▶ **WHAT YOU HAVE TO DO**
Copy out every line in the entries below that includes "rights".

------------------------------------------------------------------------

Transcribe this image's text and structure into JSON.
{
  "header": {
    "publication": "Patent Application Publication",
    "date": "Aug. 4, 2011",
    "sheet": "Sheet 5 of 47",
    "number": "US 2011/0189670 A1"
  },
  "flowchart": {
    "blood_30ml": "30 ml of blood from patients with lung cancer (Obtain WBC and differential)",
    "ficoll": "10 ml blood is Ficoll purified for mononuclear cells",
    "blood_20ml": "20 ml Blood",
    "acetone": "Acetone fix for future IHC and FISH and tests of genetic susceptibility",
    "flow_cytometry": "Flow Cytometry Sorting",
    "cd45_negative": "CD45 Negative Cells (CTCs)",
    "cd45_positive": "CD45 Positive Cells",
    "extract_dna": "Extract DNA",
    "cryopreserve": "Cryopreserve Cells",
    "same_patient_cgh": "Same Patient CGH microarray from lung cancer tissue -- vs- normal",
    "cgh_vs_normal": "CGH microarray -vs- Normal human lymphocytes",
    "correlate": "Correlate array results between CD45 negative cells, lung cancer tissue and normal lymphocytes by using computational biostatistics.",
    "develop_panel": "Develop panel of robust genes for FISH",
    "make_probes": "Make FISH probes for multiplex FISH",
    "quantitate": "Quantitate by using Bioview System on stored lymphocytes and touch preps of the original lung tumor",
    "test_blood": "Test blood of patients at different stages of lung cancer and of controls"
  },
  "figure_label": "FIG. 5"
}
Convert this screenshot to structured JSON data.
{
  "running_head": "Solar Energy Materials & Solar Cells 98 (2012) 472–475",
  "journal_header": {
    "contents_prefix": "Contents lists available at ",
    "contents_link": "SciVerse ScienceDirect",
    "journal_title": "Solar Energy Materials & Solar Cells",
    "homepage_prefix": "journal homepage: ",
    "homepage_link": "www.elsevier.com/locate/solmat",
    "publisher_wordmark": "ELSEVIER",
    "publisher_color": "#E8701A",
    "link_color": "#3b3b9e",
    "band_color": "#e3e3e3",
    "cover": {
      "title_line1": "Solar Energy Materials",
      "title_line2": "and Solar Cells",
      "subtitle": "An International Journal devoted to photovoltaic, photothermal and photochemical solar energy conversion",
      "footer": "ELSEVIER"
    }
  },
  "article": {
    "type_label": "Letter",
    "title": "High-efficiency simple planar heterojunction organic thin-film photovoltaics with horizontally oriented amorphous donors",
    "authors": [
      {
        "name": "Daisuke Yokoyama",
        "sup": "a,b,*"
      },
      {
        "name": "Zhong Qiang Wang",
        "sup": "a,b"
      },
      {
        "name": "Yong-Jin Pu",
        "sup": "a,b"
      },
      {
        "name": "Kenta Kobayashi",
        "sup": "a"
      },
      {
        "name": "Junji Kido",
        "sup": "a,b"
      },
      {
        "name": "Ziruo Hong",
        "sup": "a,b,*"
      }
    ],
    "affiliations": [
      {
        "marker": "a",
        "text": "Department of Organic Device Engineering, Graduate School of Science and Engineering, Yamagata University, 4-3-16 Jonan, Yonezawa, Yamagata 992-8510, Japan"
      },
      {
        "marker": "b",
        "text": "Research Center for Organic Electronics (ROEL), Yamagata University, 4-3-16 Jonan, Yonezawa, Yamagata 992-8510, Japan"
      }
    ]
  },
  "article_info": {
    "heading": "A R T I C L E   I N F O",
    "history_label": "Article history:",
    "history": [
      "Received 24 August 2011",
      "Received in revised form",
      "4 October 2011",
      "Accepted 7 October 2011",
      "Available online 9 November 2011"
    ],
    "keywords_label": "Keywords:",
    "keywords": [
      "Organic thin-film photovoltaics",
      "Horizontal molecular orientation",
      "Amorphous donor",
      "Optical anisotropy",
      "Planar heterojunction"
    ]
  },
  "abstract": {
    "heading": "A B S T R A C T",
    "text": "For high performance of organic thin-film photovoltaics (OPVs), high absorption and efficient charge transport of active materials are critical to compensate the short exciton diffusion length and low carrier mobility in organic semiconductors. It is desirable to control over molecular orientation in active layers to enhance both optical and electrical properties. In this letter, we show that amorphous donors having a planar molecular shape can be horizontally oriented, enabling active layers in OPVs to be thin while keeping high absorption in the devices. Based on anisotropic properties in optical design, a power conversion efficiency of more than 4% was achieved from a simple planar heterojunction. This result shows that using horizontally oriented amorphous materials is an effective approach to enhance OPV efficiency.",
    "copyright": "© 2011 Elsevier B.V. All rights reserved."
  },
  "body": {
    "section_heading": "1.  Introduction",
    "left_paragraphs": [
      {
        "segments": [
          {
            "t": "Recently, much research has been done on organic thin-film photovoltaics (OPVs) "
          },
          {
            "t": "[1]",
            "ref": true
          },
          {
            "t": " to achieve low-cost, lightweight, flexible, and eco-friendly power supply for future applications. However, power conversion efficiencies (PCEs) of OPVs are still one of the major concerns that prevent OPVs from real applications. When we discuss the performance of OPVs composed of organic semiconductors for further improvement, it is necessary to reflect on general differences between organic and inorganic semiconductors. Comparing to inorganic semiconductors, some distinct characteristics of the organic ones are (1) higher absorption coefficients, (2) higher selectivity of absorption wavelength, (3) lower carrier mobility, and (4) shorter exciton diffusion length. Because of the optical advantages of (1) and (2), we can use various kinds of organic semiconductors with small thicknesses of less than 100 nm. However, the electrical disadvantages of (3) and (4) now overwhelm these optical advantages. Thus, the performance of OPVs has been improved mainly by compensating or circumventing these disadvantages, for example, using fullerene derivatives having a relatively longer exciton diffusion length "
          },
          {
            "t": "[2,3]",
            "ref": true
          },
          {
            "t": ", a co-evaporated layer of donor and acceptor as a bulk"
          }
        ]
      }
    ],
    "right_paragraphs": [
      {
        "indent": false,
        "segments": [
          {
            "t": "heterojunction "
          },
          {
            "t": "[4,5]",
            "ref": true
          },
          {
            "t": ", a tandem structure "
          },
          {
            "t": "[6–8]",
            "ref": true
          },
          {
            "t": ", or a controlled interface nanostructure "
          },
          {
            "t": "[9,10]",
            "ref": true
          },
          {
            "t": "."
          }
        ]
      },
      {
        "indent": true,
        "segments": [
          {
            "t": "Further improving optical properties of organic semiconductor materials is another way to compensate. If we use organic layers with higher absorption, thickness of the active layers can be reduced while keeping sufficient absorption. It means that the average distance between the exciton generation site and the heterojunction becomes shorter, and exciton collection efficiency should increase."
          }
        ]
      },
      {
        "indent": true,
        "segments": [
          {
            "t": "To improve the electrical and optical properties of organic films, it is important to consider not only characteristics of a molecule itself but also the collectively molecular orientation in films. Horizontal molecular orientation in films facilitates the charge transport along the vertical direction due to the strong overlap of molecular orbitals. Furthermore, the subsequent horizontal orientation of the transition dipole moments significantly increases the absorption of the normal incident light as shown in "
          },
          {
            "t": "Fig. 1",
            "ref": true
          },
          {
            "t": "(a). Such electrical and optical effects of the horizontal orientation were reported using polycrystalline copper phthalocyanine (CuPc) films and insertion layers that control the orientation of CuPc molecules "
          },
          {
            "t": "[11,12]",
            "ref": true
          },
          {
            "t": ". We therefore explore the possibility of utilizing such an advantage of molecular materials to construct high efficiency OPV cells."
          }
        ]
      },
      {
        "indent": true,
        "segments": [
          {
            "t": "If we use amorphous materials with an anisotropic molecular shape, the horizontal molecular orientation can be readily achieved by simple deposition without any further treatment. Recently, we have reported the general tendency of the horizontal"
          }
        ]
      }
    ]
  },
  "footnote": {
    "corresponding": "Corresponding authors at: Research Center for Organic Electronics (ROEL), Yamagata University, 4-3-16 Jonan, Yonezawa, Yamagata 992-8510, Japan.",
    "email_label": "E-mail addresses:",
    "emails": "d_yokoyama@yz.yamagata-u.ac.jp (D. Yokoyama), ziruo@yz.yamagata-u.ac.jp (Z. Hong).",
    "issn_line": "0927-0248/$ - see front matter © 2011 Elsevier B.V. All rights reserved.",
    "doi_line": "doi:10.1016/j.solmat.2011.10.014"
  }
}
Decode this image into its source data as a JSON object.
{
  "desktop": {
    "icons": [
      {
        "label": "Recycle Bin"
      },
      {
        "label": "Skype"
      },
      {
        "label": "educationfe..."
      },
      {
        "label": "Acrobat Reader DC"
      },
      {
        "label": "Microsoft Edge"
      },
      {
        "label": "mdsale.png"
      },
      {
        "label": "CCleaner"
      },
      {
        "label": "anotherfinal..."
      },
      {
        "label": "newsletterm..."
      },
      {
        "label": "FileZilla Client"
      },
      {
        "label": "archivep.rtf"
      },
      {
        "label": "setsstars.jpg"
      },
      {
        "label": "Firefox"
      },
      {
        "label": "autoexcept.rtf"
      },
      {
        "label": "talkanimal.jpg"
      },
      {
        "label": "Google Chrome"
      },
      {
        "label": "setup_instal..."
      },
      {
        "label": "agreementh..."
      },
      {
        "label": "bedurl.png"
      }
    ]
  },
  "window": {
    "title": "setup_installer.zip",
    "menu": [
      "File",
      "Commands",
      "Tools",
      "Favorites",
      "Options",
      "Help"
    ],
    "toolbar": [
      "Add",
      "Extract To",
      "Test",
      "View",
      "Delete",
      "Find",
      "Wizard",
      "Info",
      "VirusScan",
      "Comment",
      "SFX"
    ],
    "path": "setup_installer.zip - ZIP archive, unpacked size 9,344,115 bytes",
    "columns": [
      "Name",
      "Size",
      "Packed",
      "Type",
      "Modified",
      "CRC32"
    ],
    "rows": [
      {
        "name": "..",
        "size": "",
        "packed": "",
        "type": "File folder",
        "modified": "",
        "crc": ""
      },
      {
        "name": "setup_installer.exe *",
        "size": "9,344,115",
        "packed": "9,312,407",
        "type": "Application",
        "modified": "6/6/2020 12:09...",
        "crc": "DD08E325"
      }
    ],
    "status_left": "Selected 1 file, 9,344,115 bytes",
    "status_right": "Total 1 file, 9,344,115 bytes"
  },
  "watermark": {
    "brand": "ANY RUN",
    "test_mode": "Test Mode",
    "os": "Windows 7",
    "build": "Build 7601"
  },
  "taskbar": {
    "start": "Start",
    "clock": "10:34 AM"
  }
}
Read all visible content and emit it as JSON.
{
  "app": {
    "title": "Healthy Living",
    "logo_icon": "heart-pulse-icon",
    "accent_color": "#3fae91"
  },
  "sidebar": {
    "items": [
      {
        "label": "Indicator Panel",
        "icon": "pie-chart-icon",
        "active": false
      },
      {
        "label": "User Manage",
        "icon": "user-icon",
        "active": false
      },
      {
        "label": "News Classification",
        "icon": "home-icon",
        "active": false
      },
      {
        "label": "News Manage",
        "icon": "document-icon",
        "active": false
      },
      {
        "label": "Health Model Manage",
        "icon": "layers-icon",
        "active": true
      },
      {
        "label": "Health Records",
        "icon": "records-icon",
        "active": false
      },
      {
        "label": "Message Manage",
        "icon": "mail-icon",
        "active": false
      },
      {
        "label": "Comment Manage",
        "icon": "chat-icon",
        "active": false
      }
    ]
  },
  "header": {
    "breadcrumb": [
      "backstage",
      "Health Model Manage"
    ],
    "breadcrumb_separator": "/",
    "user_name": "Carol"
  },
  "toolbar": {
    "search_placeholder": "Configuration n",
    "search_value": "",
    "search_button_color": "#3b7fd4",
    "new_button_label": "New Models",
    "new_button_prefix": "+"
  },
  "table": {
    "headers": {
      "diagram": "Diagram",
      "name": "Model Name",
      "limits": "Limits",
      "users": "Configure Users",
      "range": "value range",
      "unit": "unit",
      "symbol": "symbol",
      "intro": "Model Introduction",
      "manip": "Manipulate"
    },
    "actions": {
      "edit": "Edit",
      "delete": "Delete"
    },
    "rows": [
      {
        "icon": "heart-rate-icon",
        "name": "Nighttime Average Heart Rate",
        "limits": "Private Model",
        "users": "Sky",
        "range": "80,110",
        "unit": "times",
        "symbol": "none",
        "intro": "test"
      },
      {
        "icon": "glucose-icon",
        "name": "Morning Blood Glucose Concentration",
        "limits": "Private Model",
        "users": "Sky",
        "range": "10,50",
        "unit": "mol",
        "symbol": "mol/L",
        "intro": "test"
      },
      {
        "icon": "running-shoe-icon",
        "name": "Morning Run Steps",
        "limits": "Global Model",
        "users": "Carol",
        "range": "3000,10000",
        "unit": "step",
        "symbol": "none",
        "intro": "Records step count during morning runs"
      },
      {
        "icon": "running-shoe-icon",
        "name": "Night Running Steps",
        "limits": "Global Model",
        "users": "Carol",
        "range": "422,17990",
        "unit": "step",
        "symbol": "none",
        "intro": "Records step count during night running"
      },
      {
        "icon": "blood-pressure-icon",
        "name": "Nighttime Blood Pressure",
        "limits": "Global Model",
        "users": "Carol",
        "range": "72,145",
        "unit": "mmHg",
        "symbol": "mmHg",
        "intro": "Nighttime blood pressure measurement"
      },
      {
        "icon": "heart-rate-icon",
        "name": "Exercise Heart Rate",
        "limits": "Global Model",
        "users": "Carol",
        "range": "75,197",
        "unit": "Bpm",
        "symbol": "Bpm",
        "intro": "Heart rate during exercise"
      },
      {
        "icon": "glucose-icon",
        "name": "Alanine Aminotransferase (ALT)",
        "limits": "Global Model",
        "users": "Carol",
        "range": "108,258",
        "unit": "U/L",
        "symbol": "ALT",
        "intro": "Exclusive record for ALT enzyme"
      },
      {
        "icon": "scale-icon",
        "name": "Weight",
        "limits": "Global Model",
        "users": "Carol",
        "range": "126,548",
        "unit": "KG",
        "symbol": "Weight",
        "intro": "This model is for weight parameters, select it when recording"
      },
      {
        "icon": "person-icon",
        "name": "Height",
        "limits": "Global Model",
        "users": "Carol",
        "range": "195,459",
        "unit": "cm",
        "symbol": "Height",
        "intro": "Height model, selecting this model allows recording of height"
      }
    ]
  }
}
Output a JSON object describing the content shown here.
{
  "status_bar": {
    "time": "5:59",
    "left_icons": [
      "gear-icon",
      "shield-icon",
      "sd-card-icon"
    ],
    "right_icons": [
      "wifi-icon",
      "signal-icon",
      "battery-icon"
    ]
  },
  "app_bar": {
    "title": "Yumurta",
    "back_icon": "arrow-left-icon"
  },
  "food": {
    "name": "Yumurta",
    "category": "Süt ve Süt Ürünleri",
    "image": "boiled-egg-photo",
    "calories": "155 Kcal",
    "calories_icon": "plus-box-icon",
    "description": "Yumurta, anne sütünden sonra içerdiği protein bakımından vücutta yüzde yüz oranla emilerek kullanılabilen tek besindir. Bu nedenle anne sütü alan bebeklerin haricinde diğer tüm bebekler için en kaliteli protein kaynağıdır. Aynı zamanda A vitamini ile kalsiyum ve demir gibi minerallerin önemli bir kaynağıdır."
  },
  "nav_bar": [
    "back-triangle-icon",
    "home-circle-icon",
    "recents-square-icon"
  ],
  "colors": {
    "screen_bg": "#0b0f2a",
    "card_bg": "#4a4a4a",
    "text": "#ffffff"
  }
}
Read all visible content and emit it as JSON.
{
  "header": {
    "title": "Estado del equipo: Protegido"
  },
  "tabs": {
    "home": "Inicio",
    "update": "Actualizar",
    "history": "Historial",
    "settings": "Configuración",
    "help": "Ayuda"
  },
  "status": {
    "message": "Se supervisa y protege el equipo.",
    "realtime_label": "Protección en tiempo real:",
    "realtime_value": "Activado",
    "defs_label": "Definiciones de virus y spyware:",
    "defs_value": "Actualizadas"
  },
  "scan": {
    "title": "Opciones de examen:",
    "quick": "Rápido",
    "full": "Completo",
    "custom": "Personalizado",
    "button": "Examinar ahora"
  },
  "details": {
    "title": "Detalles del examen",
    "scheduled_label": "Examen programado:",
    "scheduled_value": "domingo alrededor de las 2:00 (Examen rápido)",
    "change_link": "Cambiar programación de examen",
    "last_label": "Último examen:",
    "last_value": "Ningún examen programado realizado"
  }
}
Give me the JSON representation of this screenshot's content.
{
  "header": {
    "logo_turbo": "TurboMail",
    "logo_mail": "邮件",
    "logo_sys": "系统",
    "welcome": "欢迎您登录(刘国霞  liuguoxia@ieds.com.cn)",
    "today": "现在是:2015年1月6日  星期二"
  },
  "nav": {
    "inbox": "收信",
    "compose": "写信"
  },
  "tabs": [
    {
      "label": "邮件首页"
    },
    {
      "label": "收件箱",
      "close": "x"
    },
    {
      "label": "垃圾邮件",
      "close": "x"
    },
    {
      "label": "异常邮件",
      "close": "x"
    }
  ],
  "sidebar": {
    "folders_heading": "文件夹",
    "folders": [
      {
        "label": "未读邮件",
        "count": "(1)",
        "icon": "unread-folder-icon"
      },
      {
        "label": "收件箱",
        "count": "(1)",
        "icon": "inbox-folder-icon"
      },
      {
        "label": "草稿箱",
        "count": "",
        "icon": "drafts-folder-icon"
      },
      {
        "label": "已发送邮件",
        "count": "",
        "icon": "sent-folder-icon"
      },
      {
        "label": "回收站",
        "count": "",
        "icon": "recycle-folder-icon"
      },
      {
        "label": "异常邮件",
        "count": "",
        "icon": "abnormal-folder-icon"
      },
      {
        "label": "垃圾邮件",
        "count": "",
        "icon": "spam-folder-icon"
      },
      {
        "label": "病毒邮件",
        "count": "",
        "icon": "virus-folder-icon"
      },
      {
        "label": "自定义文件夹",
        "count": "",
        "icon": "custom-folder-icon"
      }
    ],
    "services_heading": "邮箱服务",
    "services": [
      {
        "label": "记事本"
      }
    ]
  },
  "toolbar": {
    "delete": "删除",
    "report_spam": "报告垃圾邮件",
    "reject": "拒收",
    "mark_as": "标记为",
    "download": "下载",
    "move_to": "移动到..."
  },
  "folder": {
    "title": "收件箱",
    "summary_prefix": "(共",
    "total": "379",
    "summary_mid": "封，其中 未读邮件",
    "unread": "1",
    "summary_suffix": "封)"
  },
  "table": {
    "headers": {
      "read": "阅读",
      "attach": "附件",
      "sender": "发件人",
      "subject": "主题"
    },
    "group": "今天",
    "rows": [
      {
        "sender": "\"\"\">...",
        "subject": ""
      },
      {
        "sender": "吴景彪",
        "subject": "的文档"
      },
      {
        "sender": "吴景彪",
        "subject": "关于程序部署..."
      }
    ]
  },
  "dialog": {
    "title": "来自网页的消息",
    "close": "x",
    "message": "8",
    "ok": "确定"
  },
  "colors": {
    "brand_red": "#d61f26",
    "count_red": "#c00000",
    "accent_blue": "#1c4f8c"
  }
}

------------------------------------------------------------------------

▶ **ANSWER**
    "copyright": "© 2011 Elsevier B.V. All rights reserved."
    "issn_line": "0927-0248/$ - see front matter © 2011 Elsevier B.V. All rights reserved.",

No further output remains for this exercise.